» GOAL OF THE EXERCISE
All entries must be repeated exactly; do not include the pictures.

» TASK DATA
--- start ---

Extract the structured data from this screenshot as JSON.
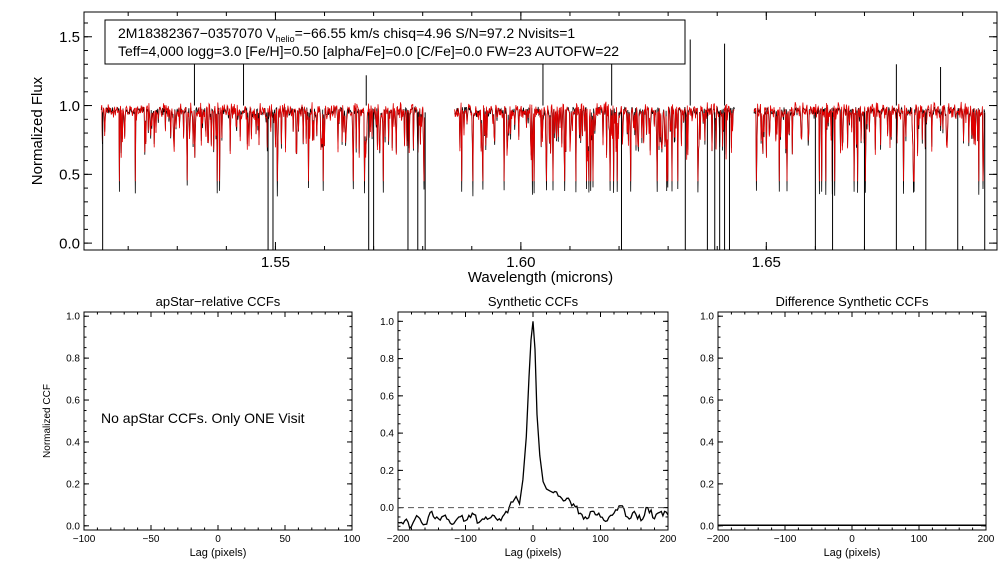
{
  "chart_data": [
    {
      "type": "line",
      "id": "spectrum",
      "xlabel": "Wavelength (microns)",
      "ylabel": "Normalized Flux",
      "xlim": [
        1.511,
        1.697
      ],
      "ylim": [
        -0.05,
        1.68
      ],
      "xticks": [
        1.55,
        1.6,
        1.65
      ],
      "xtick_labels": [
        "1.55",
        "1.60",
        "1.65"
      ],
      "yticks": [
        0.0,
        0.5,
        1.0,
        1.5
      ],
      "ytick_labels": [
        "0.0",
        "0.5",
        "1.0",
        "1.5"
      ],
      "chips": [
        [
          1.5145,
          1.5805
        ],
        [
          1.5865,
          1.6435
        ],
        [
          1.6475,
          1.6945
        ]
      ],
      "series": [
        {
          "name": "observed",
          "color": "#000000"
        },
        {
          "name": "synthetic",
          "color": "#e00000"
        }
      ],
      "emission_spikes": [
        [
          1.5335,
          1.42
        ],
        [
          1.5435,
          1.4
        ],
        [
          1.5685,
          1.22
        ],
        [
          1.6045,
          1.35
        ],
        [
          1.6185,
          1.3
        ],
        [
          1.6345,
          1.48
        ],
        [
          1.6415,
          1.45
        ],
        [
          1.6765,
          1.3
        ],
        [
          1.6855,
          1.28
        ]
      ],
      "absorption_lines": [
        1.5148,
        1.5485,
        1.5495,
        1.569,
        1.57,
        1.577,
        1.579,
        1.5805,
        1.6205,
        1.6335,
        1.638,
        1.6395,
        1.6405,
        1.6415,
        1.6425,
        1.66,
        1.6635,
        1.67,
        1.6765,
        1.6825,
        1.689,
        1.6945
      ],
      "annotation": {
        "line1_prefix": "2M18382367−0357070  V",
        "line1_sub": "helio",
        "line1_suffix": "=−66.55 km/s  chisq=4.96  S/N=97.2  Nvisits=1",
        "line2": "Teff=4,000 logg=3.0 [Fe/H]=0.50 [alpha/Fe]=0.0 [C/Fe]=0.0 FW=23 AUTOFW=22"
      }
    },
    {
      "type": "line",
      "id": "apstar",
      "title": "apStar−relative CCFs",
      "xlabel": "Lag (pixels)",
      "ylabel": "Normalized CCF",
      "xlim": [
        -100,
        100
      ],
      "ylim": [
        -0.02,
        1.02
      ],
      "xticks": [
        -100,
        -50,
        0,
        50,
        100
      ],
      "xtick_labels": [
        "−100",
        "−50",
        "0",
        "50",
        "100"
      ],
      "yticks": [
        0.0,
        0.2,
        0.4,
        0.6,
        0.8,
        1.0
      ],
      "ytick_labels": [
        "0.0",
        "0.2",
        "0.4",
        "0.6",
        "0.8",
        "1.0"
      ],
      "message": "No apStar CCFs.  Only ONE Visit"
    },
    {
      "type": "line",
      "id": "synthetic",
      "title": "Synthetic CCFs",
      "xlabel": "Lag (pixels)",
      "xlim": [
        -200,
        200
      ],
      "ylim": [
        -0.12,
        1.05
      ],
      "xticks": [
        -200,
        -100,
        0,
        100,
        200
      ],
      "xtick_labels": [
        "−200",
        "−100",
        "0",
        "100",
        "200"
      ],
      "yticks": [
        0.0,
        0.2,
        0.4,
        0.6,
        0.8,
        1.0
      ],
      "ytick_labels": [
        "0.0",
        "0.2",
        "0.4",
        "0.6",
        "0.8",
        "1.0"
      ],
      "series": [
        {
          "name": "ccf",
          "x": [
            -200,
            -190,
            -180,
            -170,
            -160,
            -150,
            -140,
            -130,
            -120,
            -110,
            -100,
            -90,
            -80,
            -70,
            -60,
            -50,
            -40,
            -30,
            -25,
            -20,
            -15,
            -10,
            -6,
            -3,
            0,
            3,
            6,
            10,
            15,
            20,
            25,
            30,
            40,
            50,
            60,
            70,
            80,
            90,
            100,
            110,
            120,
            130,
            140,
            150,
            160,
            170,
            180,
            190,
            200
          ],
          "y": [
            -0.08,
            -0.07,
            -0.1,
            -0.05,
            -0.09,
            -0.02,
            -0.06,
            -0.04,
            -0.09,
            -0.05,
            -0.07,
            -0.03,
            -0.08,
            -0.05,
            -0.04,
            -0.06,
            -0.02,
            0.03,
            0.06,
            0.02,
            0.15,
            0.38,
            0.7,
            0.9,
            1.0,
            0.85,
            0.5,
            0.28,
            0.14,
            0.1,
            0.09,
            0.08,
            0.06,
            0.05,
            0.02,
            -0.03,
            -0.06,
            -0.02,
            -0.05,
            -0.07,
            -0.03,
            0.01,
            -0.05,
            -0.02,
            -0.07,
            0.0,
            -0.06,
            -0.02,
            -0.04
          ]
        },
        {
          "name": "zero",
          "y_const": 0.0,
          "style": "dashed"
        }
      ]
    },
    {
      "type": "line",
      "id": "difference",
      "title": "Difference Synthetic CCFs",
      "xlabel": "Lag (pixels)",
      "xlim": [
        -200,
        200
      ],
      "ylim": [
        -0.02,
        1.02
      ],
      "xticks": [
        -200,
        -100,
        0,
        100,
        200
      ],
      "xtick_labels": [
        "−200",
        "−100",
        "0",
        "100",
        "200"
      ],
      "yticks": [
        0.0,
        0.2,
        0.4,
        0.6,
        0.8,
        1.0
      ],
      "ytick_labels": [
        "0.0",
        "0.2",
        "0.4",
        "0.6",
        "0.8",
        "1.0"
      ],
      "series": [
        {
          "name": "flat",
          "y_const": 0.0
        }
      ]
    }
  ]
}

--- end ---

» ANSWER FOR THIS EXERCISE
Extract the structured data from this screenshot as JSON.
{
  "chart_data": [
    {
      "type": "line",
      "id": "spectrum",
      "xlabel": "Wavelength (microns)",
      "ylabel": "Normalized Flux",
      "xlim": [
        1.511,
        1.697
      ],
      "ylim": [
        -0.05,
        1.68
      ],
      "xticks": [
        1.55,
        1.6,
        1.65
      ],
      "xtick_labels": [
        "1.55",
        "1.60",
        "1.65"
      ],
      "yticks": [
        0.0,
        0.5,
        1.0,
        1.5
      ],
      "ytick_labels": [
        "0.0",
        "0.5",
        "1.0",
        "1.5"
      ],
      "chips": [
        [
          1.5145,
          1.5805
        ],
        [
          1.5865,
          1.6435
        ],
        [
          1.6475,
          1.6945
        ]
      ],
      "series": [
        {
          "name": "observed",
          "color": "#000000"
        },
        {
          "name": "synthetic",
          "color": "#e00000"
        }
      ],
      "emission_spikes": [
        [
          1.5335,
          1.42
        ],
        [
          1.5435,
          1.4
        ],
        [
          1.5685,
          1.22
        ],
        [
          1.6045,
          1.35
        ],
        [
          1.6185,
          1.3
        ],
        [
          1.6345,
          1.48
        ],
        [
          1.6415,
          1.45
        ],
        [
          1.6765,
          1.3
        ],
        [
          1.6855,
          1.28
        ]
      ],
      "absorption_lines": [
        1.5148,
        1.5485,
        1.5495,
        1.569,
        1.57,
        1.577,
        1.579,
        1.5805,
        1.6205,
        1.6335,
        1.638,
        1.6395,
        1.6405,
        1.6415,
        1.6425,
        1.66,
        1.6635,
        1.67,
        1.6765,
        1.6825,
        1.689,
        1.6945
      ],
      "annotation": {
        "line1_prefix": "2M18382367−0357070  V",
        "line1_sub": "helio",
        "line1_suffix": "=−66.55 km/s  chisq=4.96  S/N=97.2  Nvisits=1",
        "line2": "Teff=4,000 logg=3.0 [Fe/H]=0.50 [alpha/Fe]=0.0 [C/Fe]=0.0 FW=23 AUTOFW=22"
      }
    },
    {
      "type": "line",
      "id": "apstar",
      "title": "apStar−relative CCFs",
      "xlabel": "Lag (pixels)",
      "ylabel": "Normalized CCF",
      "xlim": [
        -100,
        100
      ],
      "ylim": [
        -0.02,
        1.02
      ],
      "xticks": [
        -100,
        -50,
        0,
        50,
        100
      ],
      "xtick_labels": [
        "−100",
        "−50",
        "0",
        "50",
        "100"
      ],
      "yticks": [
        0.0,
        0.2,
        0.4,
        0.6,
        0.8,
        1.0
      ],
      "ytick_labels": [
        "0.0",
        "0.2",
        "0.4",
        "0.6",
        "0.8",
        "1.0"
      ],
      "message": "No apStar CCFs.  Only ONE Visit"
    },
    {
      "type": "line",
      "id": "synthetic",
      "title": "Synthetic CCFs",
      "xlabel": "Lag (pixels)",
      "xlim": [
        -200,
        200
      ],
      "ylim": [
        -0.12,
        1.05
      ],
      "xticks": [
        -200,
        -100,
        0,
        100,
        200
      ],
      "xtick_labels": [
        "−200",
        "−100",
        "0",
        "100",
        "200"
      ],
      "yticks": [
        0.0,
        0.2,
        0.4,
        0.6,
        0.8,
        1.0
      ],
      "ytick_labels": [
        "0.0",
        "0.2",
        "0.4",
        "0.6",
        "0.8",
        "1.0"
      ],
      "series": [
        {
          "name": "ccf",
          "x": [
            -200,
            -190,
            -180,
            -170,
            -160,
            -150,
            -140,
            -130,
            -120,
            -110,
            -100,
            -90,
            -80,
            -70,
            -60,
            -50,
            -40,
            -30,
            -25,
            -20,
            -15,
            -10,
            -6,
            -3,
            0,
            3,
            6,
            10,
            15,
            20,
            25,
            30,
            40,
            50,
            60,
            70,
            80,
            90,
            100,
            110,
            120,
            130,
            140,
            150,
            160,
            170,
            180,
            190,
            200
          ],
          "y": [
            -0.08,
            -0.07,
            -0.1,
            -0.05,
            -0.09,
            -0.02,
            -0.06,
            -0.04,
            -0.09,
            -0.05,
            -0.07,
            -0.03,
            -0.08,
            -0.05,
            -0.04,
            -0.06,
            -0.02,
            0.03,
            0.06,
            0.02,
            0.15,
            0.38,
            0.7,
            0.9,
            1.0,
            0.85,
            0.5,
            0.28,
            0.14,
            0.1,
            0.09,
            0.08,
            0.06,
            0.05,
            0.02,
            -0.03,
            -0.06,
            -0.02,
            -0.05,
            -0.07,
            -0.03,
            0.01,
            -0.05,
            -0.02,
            -0.07,
            0.0,
            -0.06,
            -0.02,
            -0.04
          ]
        },
        {
          "name": "zero",
          "y_const": 0.0,
          "style": "dashed"
        }
      ]
    },
    {
      "type": "line",
      "id": "difference",
      "title": "Difference Synthetic CCFs",
      "xlabel": "Lag (pixels)",
      "xlim": [
        -200,
        200
      ],
      "ylim": [
        -0.02,
        1.02
      ],
      "xticks": [
        -200,
        -100,
        0,
        100,
        200
      ],
      "xtick_labels": [
        "−200",
        "−100",
        "0",
        "100",
        "200"
      ],
      "yticks": [
        0.0,
        0.2,
        0.4,
        0.6,
        0.8,
        1.0
      ],
      "ytick_labels": [
        "0.0",
        "0.2",
        "0.4",
        "0.6",
        "0.8",
        "1.0"
      ],
      "series": [
        {
          "name": "flat",
          "y_const": 0.0
        }
      ]
    }
  ]
}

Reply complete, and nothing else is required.